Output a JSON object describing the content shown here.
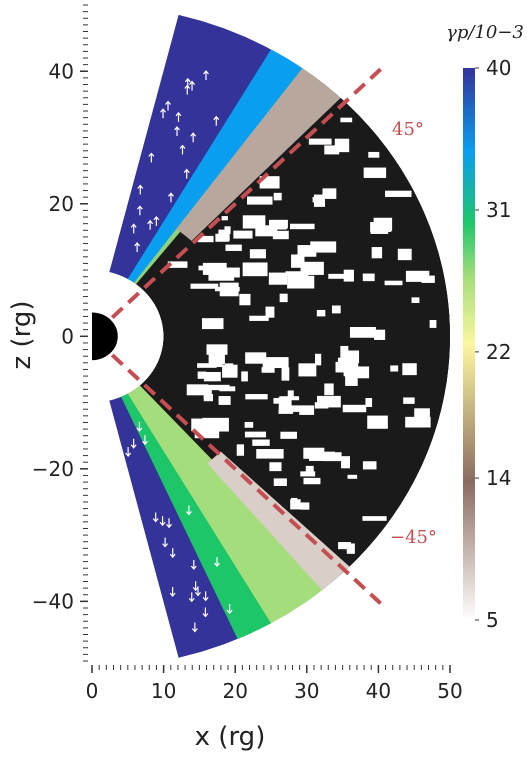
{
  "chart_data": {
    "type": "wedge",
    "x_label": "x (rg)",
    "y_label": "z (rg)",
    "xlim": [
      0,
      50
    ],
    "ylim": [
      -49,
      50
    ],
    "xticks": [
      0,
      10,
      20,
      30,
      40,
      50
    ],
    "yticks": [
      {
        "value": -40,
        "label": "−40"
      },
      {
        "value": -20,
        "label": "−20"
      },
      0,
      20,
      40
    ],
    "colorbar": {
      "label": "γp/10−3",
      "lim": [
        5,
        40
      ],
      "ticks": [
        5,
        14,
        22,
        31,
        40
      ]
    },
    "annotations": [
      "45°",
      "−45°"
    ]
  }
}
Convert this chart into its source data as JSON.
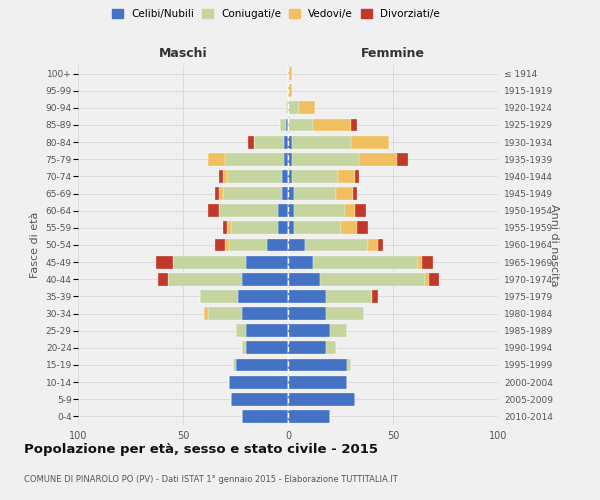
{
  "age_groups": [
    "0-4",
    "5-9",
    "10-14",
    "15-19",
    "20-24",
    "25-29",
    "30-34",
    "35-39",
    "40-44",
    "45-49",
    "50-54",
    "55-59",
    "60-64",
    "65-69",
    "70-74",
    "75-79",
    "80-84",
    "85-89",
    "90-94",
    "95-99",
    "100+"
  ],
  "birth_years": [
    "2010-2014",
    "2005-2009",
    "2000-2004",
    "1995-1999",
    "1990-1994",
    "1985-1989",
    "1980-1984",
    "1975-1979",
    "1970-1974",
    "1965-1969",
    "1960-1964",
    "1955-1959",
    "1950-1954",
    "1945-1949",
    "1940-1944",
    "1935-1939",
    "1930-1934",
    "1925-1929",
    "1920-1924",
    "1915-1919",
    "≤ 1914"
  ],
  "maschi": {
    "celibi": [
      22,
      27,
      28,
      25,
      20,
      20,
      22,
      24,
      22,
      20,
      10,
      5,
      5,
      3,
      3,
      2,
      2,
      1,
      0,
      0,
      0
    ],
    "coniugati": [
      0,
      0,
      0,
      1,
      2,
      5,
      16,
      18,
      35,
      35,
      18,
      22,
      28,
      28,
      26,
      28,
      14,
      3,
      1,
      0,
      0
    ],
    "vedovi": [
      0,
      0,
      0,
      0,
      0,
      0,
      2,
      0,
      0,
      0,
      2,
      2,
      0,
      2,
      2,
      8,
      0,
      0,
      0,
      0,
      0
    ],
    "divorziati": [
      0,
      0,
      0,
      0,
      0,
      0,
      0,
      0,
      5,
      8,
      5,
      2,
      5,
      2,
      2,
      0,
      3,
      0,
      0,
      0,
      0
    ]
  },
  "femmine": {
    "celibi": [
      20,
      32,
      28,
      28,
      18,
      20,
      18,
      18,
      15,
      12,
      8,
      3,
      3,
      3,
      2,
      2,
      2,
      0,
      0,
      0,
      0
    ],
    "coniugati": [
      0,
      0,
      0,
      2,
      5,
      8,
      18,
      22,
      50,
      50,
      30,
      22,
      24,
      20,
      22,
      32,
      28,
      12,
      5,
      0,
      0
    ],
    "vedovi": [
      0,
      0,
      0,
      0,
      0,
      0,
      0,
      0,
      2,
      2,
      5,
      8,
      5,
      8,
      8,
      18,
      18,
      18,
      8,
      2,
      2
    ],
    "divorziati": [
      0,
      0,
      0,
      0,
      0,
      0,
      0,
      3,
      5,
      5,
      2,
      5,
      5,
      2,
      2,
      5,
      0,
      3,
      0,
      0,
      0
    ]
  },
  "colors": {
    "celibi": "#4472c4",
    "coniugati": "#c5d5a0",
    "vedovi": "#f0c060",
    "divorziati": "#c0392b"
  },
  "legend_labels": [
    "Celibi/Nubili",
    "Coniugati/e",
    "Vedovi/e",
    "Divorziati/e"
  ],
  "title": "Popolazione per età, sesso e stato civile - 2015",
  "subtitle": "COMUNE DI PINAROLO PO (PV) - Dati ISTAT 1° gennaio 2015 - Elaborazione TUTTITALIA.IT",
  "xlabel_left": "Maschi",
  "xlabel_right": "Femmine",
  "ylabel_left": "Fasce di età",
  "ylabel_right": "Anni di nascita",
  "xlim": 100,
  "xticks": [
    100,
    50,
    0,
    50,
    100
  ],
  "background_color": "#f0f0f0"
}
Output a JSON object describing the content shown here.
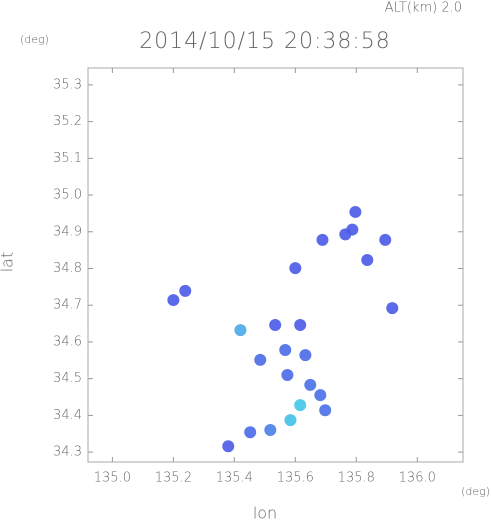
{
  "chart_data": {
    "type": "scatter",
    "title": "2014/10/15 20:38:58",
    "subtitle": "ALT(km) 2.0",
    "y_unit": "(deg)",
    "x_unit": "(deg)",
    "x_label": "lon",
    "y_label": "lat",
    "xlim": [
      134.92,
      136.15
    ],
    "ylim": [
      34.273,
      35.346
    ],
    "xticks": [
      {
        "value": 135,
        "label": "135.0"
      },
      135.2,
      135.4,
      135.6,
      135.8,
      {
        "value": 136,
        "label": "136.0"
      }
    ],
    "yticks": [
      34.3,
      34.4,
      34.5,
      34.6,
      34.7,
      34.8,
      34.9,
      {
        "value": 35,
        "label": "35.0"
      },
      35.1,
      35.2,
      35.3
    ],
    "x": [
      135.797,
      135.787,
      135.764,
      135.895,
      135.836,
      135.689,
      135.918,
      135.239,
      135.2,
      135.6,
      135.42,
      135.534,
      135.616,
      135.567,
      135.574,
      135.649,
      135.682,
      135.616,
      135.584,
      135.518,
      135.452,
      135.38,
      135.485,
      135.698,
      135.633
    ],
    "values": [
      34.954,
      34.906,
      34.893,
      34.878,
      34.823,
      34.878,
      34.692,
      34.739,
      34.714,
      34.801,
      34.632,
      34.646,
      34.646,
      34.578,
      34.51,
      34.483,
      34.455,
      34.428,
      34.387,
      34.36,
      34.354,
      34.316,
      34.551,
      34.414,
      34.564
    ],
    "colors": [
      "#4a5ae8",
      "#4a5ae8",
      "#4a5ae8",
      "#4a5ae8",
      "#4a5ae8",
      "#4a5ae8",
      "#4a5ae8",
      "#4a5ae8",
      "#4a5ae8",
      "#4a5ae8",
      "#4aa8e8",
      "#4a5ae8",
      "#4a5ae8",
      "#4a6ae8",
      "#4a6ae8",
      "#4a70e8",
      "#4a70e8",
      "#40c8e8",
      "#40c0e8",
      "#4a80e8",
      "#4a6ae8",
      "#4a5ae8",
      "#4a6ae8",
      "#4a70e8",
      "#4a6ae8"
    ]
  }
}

====

Each record should be quoted exactly, with the images omitted.

**Correct answer:**
Output a JSON object describing the content shown here.
{
  "chart_data": {
    "type": "wedge",
    "x_label": "x (rg)",
    "y_label": "z (rg)",
    "xlim": [
      0,
      50
    ],
    "ylim": [
      -49,
      50
    ],
    "xticks": [
      0,
      10,
      20,
      30,
      40,
      50
    ],
    "yticks": [
      {
        "value": -40,
        "label": "−40"
      },
      {
        "value": -20,
        "label": "−20"
      },
      0,
      20,
      40
    ],
    "colorbar": {
      "label": "γp/10−3",
      "lim": [
        5,
        40
      ],
      "ticks": [
        5,
        14,
        22,
        31,
        40
      ]
    },
    "annotations": [
      "45°",
      "−45°"
    ]
  }
}
Convert this chart into its source data as JSON.
{
  "age_groups": [
    "0-4",
    "5-9",
    "10-14",
    "15-19",
    "20-24",
    "25-29",
    "30-34",
    "35-39",
    "40-44",
    "45-49",
    "50-54",
    "55-59",
    "60-64",
    "65-69",
    "70-74",
    "75-79",
    "80-84",
    "85-89",
    "90-94",
    "95-99",
    "100+"
  ],
  "birth_years": [
    "2010-2014",
    "2005-2009",
    "2000-2004",
    "1995-1999",
    "1990-1994",
    "1985-1989",
    "1980-1984",
    "1975-1979",
    "1970-1974",
    "1965-1969",
    "1960-1964",
    "1955-1959",
    "1950-1954",
    "1945-1949",
    "1940-1944",
    "1935-1939",
    "1930-1934",
    "1925-1929",
    "1920-1924",
    "1915-1919",
    "≤ 1914"
  ],
  "maschi": {
    "celibi": [
      22,
      27,
      28,
      25,
      20,
      20,
      22,
      24,
      22,
      20,
      10,
      5,
      5,
      3,
      3,
      2,
      2,
      1,
      0,
      0,
      0
    ],
    "coniugati": [
      0,
      0,
      0,
      1,
      2,
      5,
      16,
      18,
      35,
      35,
      18,
      22,
      28,
      28,
      26,
      28,
      14,
      3,
      1,
      0,
      0
    ],
    "vedovi": [
      0,
      0,
      0,
      0,
      0,
      0,
      2,
      0,
      0,
      0,
      2,
      2,
      0,
      2,
      2,
      8,
      0,
      0,
      0,
      0,
      0
    ],
    "divorziati": [
      0,
      0,
      0,
      0,
      0,
      0,
      0,
      0,
      5,
      8,
      5,
      2,
      5,
      2,
      2,
      0,
      3,
      0,
      0,
      0,
      0
    ]
  },
  "femmine": {
    "celibi": [
      20,
      32,
      28,
      28,
      18,
      20,
      18,
      18,
      15,
      12,
      8,
      3,
      3,
      3,
      2,
      2,
      2,
      0,
      0,
      0,
      0
    ],
    "coniugati": [
      0,
      0,
      0,
      2,
      5,
      8,
      18,
      22,
      50,
      50,
      30,
      22,
      24,
      20,
      22,
      32,
      28,
      12,
      5,
      0,
      0
    ],
    "vedovi": [
      0,
      0,
      0,
      0,
      0,
      0,
      0,
      0,
      2,
      2,
      5,
      8,
      5,
      8,
      8,
      18,
      18,
      18,
      8,
      2,
      2
    ],
    "divorziati": [
      0,
      0,
      0,
      0,
      0,
      0,
      0,
      3,
      5,
      5,
      2,
      5,
      5,
      2,
      2,
      5,
      0,
      3,
      0,
      0,
      0
    ]
  },
  "colors": {
    "celibi": "#4472c4",
    "coniugati": "#c5d5a0",
    "vedovi": "#f0c060",
    "divorziati": "#c0392b"
  },
  "legend_labels": [
    "Celibi/Nubili",
    "Coniugati/e",
    "Vedovi/e",
    "Divorziati/e"
  ],
  "title": "Popolazione per età, sesso e stato civile - 2015",
  "subtitle": "COMUNE DI PINAROLO PO (PV) - Dati ISTAT 1° gennaio 2015 - Elaborazione TUTTITALIA.IT",
  "xlabel_left": "Maschi",
  "xlabel_right": "Femmine",
  "ylabel_left": "Fasce di età",
  "ylabel_right": "Anni di nascita",
  "xlim": 100,
  "xticks": [
    100,
    50,
    0,
    50,
    100
  ],
  "background_color": "#f0f0f0"
}
Output a JSON object describing the content shown here.
{
  "chart_data": {
    "type": "scatter",
    "title": "2014/10/15 20:38:58",
    "subtitle": "ALT(km) 2.0",
    "y_unit": "(deg)",
    "x_unit": "(deg)",
    "x_label": "lon",
    "y_label": "lat",
    "xlim": [
      134.92,
      136.15
    ],
    "ylim": [
      34.273,
      35.346
    ],
    "xticks": [
      {
        "value": 135,
        "label": "135.0"
      },
      135.2,
      135.4,
      135.6,
      135.8,
      {
        "value": 136,
        "label": "136.0"
      }
    ],
    "yticks": [
      34.3,
      34.4,
      34.5,
      34.6,
      34.7,
      34.8,
      34.9,
      {
        "value": 35,
        "label": "35.0"
      },
      35.1,
      35.2,
      35.3
    ],
    "x": [
      135.797,
      135.787,
      135.764,
      135.895,
      135.836,
      135.689,
      135.918,
      135.239,
      135.2,
      135.6,
      135.42,
      135.534,
      135.616,
      135.567,
      135.574,
      135.649,
      135.682,
      135.616,
      135.584,
      135.518,
      135.452,
      135.38,
      135.485,
      135.698,
      135.633
    ],
    "values": [
      34.954,
      34.906,
      34.893,
      34.878,
      34.823,
      34.878,
      34.692,
      34.739,
      34.714,
      34.801,
      34.632,
      34.646,
      34.646,
      34.578,
      34.51,
      34.483,
      34.455,
      34.428,
      34.387,
      34.36,
      34.354,
      34.316,
      34.551,
      34.414,
      34.564
    ],
    "colors": [
      "#4a5ae8",
      "#4a5ae8",
      "#4a5ae8",
      "#4a5ae8",
      "#4a5ae8",
      "#4a5ae8",
      "#4a5ae8",
      "#4a5ae8",
      "#4a5ae8",
      "#4a5ae8",
      "#4aa8e8",
      "#4a5ae8",
      "#4a5ae8",
      "#4a6ae8",
      "#4a6ae8",
      "#4a70e8",
      "#4a70e8",
      "#40c8e8",
      "#40c0e8",
      "#4a80e8",
      "#4a6ae8",
      "#4a5ae8",
      "#4a6ae8",
      "#4a70e8",
      "#4a6ae8"
    ]
  }
}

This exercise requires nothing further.